● **GIVEN EXERCISE**
Each entry below should be reproduced character for character.

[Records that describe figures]
━━━━━━━━━━━━━━━━
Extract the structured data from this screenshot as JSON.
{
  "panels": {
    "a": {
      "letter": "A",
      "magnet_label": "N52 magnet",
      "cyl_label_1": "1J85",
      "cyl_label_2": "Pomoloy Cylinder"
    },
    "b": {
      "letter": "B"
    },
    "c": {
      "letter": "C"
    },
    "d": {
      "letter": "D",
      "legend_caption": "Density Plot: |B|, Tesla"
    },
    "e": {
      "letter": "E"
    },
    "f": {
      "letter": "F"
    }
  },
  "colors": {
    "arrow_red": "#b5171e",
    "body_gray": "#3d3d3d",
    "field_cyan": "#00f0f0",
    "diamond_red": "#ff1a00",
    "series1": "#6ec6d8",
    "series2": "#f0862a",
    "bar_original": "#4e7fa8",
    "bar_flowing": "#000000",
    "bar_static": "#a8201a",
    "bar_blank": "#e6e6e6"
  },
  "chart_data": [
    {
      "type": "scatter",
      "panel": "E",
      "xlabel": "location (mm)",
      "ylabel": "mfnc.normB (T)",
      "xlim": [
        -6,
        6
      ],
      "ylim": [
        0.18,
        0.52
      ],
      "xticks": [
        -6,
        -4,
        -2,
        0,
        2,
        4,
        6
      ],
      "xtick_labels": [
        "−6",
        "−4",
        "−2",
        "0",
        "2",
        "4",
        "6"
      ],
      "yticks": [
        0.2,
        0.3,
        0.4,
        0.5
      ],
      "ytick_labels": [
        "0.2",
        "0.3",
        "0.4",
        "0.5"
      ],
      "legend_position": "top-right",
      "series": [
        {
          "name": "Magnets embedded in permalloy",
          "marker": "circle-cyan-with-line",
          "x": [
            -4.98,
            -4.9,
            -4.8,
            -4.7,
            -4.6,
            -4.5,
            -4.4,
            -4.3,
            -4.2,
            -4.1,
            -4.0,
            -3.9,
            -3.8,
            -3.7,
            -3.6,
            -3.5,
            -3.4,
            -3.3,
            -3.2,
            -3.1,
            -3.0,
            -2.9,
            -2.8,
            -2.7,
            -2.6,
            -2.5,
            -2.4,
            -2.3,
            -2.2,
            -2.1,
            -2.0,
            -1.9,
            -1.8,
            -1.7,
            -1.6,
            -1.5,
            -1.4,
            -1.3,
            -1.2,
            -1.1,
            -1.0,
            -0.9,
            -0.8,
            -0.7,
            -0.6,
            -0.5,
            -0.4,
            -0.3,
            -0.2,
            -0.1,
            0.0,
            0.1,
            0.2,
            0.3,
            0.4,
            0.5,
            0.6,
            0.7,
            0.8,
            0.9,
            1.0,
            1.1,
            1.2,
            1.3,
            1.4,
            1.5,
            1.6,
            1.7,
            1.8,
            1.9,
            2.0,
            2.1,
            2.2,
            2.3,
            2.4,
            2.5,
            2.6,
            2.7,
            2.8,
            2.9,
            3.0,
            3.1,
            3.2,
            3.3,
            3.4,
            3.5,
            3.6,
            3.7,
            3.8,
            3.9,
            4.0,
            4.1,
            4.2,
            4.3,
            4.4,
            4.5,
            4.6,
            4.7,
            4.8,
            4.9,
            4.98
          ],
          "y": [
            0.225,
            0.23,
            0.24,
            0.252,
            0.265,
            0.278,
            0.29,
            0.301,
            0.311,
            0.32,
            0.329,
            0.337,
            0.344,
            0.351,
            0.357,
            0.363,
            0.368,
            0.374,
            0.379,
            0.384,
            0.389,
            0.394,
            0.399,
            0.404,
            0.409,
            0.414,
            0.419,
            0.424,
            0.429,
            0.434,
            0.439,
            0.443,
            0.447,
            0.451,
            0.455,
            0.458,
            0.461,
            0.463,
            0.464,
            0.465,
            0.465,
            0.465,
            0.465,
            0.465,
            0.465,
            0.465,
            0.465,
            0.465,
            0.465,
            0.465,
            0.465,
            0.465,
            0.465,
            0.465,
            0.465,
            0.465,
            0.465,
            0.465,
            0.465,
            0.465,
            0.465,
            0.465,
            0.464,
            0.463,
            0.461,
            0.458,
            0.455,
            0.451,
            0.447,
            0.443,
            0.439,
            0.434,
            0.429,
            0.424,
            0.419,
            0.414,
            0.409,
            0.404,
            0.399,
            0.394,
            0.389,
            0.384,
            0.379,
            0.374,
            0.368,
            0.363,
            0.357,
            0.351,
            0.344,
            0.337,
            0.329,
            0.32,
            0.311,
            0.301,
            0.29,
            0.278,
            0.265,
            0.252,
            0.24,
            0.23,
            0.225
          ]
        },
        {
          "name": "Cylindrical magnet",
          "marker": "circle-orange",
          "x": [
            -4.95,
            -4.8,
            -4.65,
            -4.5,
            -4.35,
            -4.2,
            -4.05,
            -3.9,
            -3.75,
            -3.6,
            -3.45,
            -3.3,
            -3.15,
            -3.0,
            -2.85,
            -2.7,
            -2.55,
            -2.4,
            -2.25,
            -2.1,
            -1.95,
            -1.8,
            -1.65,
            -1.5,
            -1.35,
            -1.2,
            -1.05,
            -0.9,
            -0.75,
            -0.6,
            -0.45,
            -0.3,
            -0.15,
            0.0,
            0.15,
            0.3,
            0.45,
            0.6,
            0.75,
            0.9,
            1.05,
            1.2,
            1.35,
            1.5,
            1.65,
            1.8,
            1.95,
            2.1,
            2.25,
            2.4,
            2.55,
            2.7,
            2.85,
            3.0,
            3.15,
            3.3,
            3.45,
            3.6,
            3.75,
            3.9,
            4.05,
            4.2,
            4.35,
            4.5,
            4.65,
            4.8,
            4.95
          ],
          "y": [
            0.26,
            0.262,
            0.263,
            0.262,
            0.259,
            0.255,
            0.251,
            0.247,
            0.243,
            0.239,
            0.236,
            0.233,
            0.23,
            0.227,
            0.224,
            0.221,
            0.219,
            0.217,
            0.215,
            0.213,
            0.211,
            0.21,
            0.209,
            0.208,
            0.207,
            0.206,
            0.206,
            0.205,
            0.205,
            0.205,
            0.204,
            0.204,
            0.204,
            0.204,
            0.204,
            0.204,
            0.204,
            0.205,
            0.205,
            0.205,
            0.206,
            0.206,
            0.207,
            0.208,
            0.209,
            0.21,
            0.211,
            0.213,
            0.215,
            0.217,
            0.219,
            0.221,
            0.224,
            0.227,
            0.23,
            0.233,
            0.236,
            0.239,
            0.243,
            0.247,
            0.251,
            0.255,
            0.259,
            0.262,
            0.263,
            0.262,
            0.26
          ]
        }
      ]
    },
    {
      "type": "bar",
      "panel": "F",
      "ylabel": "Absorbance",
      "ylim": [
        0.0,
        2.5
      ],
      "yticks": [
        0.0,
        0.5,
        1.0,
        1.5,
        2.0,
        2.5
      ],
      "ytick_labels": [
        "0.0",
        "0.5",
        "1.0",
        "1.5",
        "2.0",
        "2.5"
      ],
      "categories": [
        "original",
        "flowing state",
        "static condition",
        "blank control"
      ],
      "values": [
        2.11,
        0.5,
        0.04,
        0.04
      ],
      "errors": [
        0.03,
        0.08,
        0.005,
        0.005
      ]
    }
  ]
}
━━━━━━━━━━━━━━━━
● **COMPLETE RESPONSE**
Extract the structured data from this screenshot as JSON.
{
  "panels": {
    "a": {
      "letter": "A",
      "magnet_label": "N52 magnet",
      "cyl_label_1": "1J85",
      "cyl_label_2": "Pomoloy Cylinder"
    },
    "b": {
      "letter": "B"
    },
    "c": {
      "letter": "C"
    },
    "d": {
      "letter": "D",
      "legend_caption": "Density Plot: |B|, Tesla"
    },
    "e": {
      "letter": "E"
    },
    "f": {
      "letter": "F"
    }
  },
  "colors": {
    "arrow_red": "#b5171e",
    "body_gray": "#3d3d3d",
    "field_cyan": "#00f0f0",
    "diamond_red": "#ff1a00",
    "series1": "#6ec6d8",
    "series2": "#f0862a",
    "bar_original": "#4e7fa8",
    "bar_flowing": "#000000",
    "bar_static": "#a8201a",
    "bar_blank": "#e6e6e6"
  },
  "chart_data": [
    {
      "type": "scatter",
      "panel": "E",
      "xlabel": "location (mm)",
      "ylabel": "mfnc.normB (T)",
      "xlim": [
        -6,
        6
      ],
      "ylim": [
        0.18,
        0.52
      ],
      "xticks": [
        -6,
        -4,
        -2,
        0,
        2,
        4,
        6
      ],
      "xtick_labels": [
        "−6",
        "−4",
        "−2",
        "0",
        "2",
        "4",
        "6"
      ],
      "yticks": [
        0.2,
        0.3,
        0.4,
        0.5
      ],
      "ytick_labels": [
        "0.2",
        "0.3",
        "0.4",
        "0.5"
      ],
      "legend_position": "top-right",
      "series": [
        {
          "name": "Magnets embedded in permalloy",
          "marker": "circle-cyan-with-line",
          "x": [
            -4.98,
            -4.9,
            -4.8,
            -4.7,
            -4.6,
            -4.5,
            -4.4,
            -4.3,
            -4.2,
            -4.1,
            -4.0,
            -3.9,
            -3.8,
            -3.7,
            -3.6,
            -3.5,
            -3.4,
            -3.3,
            -3.2,
            -3.1,
            -3.0,
            -2.9,
            -2.8,
            -2.7,
            -2.6,
            -2.5,
            -2.4,
            -2.3,
            -2.2,
            -2.1,
            -2.0,
            -1.9,
            -1.8,
            -1.7,
            -1.6,
            -1.5,
            -1.4,
            -1.3,
            -1.2,
            -1.1,
            -1.0,
            -0.9,
            -0.8,
            -0.7,
            -0.6,
            -0.5,
            -0.4,
            -0.3,
            -0.2,
            -0.1,
            0.0,
            0.1,
            0.2,
            0.3,
            0.4,
            0.5,
            0.6,
            0.7,
            0.8,
            0.9,
            1.0,
            1.1,
            1.2,
            1.3,
            1.4,
            1.5,
            1.6,
            1.7,
            1.8,
            1.9,
            2.0,
            2.1,
            2.2,
            2.3,
            2.4,
            2.5,
            2.6,
            2.7,
            2.8,
            2.9,
            3.0,
            3.1,
            3.2,
            3.3,
            3.4,
            3.5,
            3.6,
            3.7,
            3.8,
            3.9,
            4.0,
            4.1,
            4.2,
            4.3,
            4.4,
            4.5,
            4.6,
            4.7,
            4.8,
            4.9,
            4.98
          ],
          "y": [
            0.225,
            0.23,
            0.24,
            0.252,
            0.265,
            0.278,
            0.29,
            0.301,
            0.311,
            0.32,
            0.329,
            0.337,
            0.344,
            0.351,
            0.357,
            0.363,
            0.368,
            0.374,
            0.379,
            0.384,
            0.389,
            0.394,
            0.399,
            0.404,
            0.409,
            0.414,
            0.419,
            0.424,
            0.429,
            0.434,
            0.439,
            0.443,
            0.447,
            0.451,
            0.455,
            0.458,
            0.461,
            0.463,
            0.464,
            0.465,
            0.465,
            0.465,
            0.465,
            0.465,
            0.465,
            0.465,
            0.465,
            0.465,
            0.465,
            0.465,
            0.465,
            0.465,
            0.465,
            0.465,
            0.465,
            0.465,
            0.465,
            0.465,
            0.465,
            0.465,
            0.465,
            0.465,
            0.464,
            0.463,
            0.461,
            0.458,
            0.455,
            0.451,
            0.447,
            0.443,
            0.439,
            0.434,
            0.429,
            0.424,
            0.419,
            0.414,
            0.409,
            0.404,
            0.399,
            0.394,
            0.389,
            0.384,
            0.379,
            0.374,
            0.368,
            0.363,
            0.357,
            0.351,
            0.344,
            0.337,
            0.329,
            0.32,
            0.311,
            0.301,
            0.29,
            0.278,
            0.265,
            0.252,
            0.24,
            0.23,
            0.225
          ]
        },
        {
          "name": "Cylindrical magnet",
          "marker": "circle-orange",
          "x": [
            -4.95,
            -4.8,
            -4.65,
            -4.5,
            -4.35,
            -4.2,
            -4.05,
            -3.9,
            -3.75,
            -3.6,
            -3.45,
            -3.3,
            -3.15,
            -3.0,
            -2.85,
            -2.7,
            -2.55,
            -2.4,
            -2.25,
            -2.1,
            -1.95,
            -1.8,
            -1.65,
            -1.5,
            -1.35,
            -1.2,
            -1.05,
            -0.9,
            -0.75,
            -0.6,
            -0.45,
            -0.3,
            -0.15,
            0.0,
            0.15,
            0.3,
            0.45,
            0.6,
            0.75,
            0.9,
            1.05,
            1.2,
            1.35,
            1.5,
            1.65,
            1.8,
            1.95,
            2.1,
            2.25,
            2.4,
            2.55,
            2.7,
            2.85,
            3.0,
            3.15,
            3.3,
            3.45,
            3.6,
            3.75,
            3.9,
            4.05,
            4.2,
            4.35,
            4.5,
            4.65,
            4.8,
            4.95
          ],
          "y": [
            0.26,
            0.262,
            0.263,
            0.262,
            0.259,
            0.255,
            0.251,
            0.247,
            0.243,
            0.239,
            0.236,
            0.233,
            0.23,
            0.227,
            0.224,
            0.221,
            0.219,
            0.217,
            0.215,
            0.213,
            0.211,
            0.21,
            0.209,
            0.208,
            0.207,
            0.206,
            0.206,
            0.205,
            0.205,
            0.205,
            0.204,
            0.204,
            0.204,
            0.204,
            0.204,
            0.204,
            0.204,
            0.205,
            0.205,
            0.205,
            0.206,
            0.206,
            0.207,
            0.208,
            0.209,
            0.21,
            0.211,
            0.213,
            0.215,
            0.217,
            0.219,
            0.221,
            0.224,
            0.227,
            0.23,
            0.233,
            0.236,
            0.239,
            0.243,
            0.247,
            0.251,
            0.255,
            0.259,
            0.262,
            0.263,
            0.262,
            0.26
          ]
        }
      ]
    },
    {
      "type": "bar",
      "panel": "F",
      "ylabel": "Absorbance",
      "ylim": [
        0.0,
        2.5
      ],
      "yticks": [
        0.0,
        0.5,
        1.0,
        1.5,
        2.0,
        2.5
      ],
      "ytick_labels": [
        "0.0",
        "0.5",
        "1.0",
        "1.5",
        "2.0",
        "2.5"
      ],
      "categories": [
        "original",
        "flowing state",
        "static condition",
        "blank control"
      ],
      "values": [
        2.11,
        0.5,
        0.04,
        0.04
      ],
      "errors": [
        0.03,
        0.08,
        0.005,
        0.005
      ]
    }
  ]
}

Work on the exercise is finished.